* **To do**
Reproduce the text about Boys in the Valley word for word, from "The most extreme" to "a winter storm.".

===== Page text =====

The most extreme punishment inspired by a form of torture a former prisoner once experienced is an underground cell outside where the boys are left for a day or more no matter how extreme the weather is at the time. In the book, this happens during the middle of a winter storm.

This book also includes scenes of exorcism, torture, crucifixion, self-cannibalism, animal death, burning and disfigurement.

Set in 1905, Boys in the Valley by Philip Fracassi tells the story of a group of boys at an orphanage in Delaware County, Pennsylvania in 1905. Under the care of a group of priests, the boys at St. Vincent’s Orphanage live a life of farm work and religious teaching. Underneath this seemingly peaceful pastoral setting, there is something much darker at play. The boys are physically and emotionally abused by their caretakers, suffering painful punishments and neglect when they fail to obey.

It’s more trauma on top of what many of the boys have already experienced, with many of them living in or facing dire circumstances before being brought to the orphanage. That’s especially true for Peter, who watched his father kill his mother before committing suicide in front of him. Peter barely escaped their burning house alive, and now as he nears adulthood, he is torn between life as a priest and life with the pretty girl at a nearby farm.

===== Input data =====

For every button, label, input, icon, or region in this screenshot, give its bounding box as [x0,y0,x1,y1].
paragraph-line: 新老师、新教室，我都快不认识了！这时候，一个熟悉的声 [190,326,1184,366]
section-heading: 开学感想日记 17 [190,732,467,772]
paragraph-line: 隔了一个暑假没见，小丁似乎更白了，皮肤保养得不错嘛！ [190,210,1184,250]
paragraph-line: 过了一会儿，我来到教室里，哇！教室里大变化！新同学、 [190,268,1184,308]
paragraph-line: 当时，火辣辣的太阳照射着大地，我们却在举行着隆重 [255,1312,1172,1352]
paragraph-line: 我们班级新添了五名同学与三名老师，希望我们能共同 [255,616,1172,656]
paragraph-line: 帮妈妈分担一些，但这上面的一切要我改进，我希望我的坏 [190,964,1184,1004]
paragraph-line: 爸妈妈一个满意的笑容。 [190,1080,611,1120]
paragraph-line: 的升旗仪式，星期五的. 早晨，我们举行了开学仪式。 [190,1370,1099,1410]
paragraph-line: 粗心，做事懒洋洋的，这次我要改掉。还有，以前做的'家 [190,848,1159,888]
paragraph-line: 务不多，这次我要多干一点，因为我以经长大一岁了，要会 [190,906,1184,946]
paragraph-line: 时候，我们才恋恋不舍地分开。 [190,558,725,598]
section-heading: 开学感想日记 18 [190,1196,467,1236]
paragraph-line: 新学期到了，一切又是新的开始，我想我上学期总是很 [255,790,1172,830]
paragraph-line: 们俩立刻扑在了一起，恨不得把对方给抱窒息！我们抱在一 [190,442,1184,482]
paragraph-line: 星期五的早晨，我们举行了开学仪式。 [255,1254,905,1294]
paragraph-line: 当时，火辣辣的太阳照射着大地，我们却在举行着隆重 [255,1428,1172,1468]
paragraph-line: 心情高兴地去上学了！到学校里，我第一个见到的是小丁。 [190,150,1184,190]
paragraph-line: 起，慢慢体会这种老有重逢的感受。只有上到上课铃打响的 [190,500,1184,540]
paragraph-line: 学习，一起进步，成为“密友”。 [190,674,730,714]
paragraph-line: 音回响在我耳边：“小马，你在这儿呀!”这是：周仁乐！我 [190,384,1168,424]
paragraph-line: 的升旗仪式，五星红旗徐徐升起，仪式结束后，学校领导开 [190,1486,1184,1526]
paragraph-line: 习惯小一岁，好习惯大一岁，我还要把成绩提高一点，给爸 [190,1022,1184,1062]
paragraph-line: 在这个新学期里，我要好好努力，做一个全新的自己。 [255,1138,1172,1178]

=====

* **Exercise output**
The most extreme punishment inspired by a form of torture a former prisoner once experienced is an underground cell outside where the boys are left for a day or more no matter how extreme the weather is at the time. In the book, this happens during the middle of a winter storm.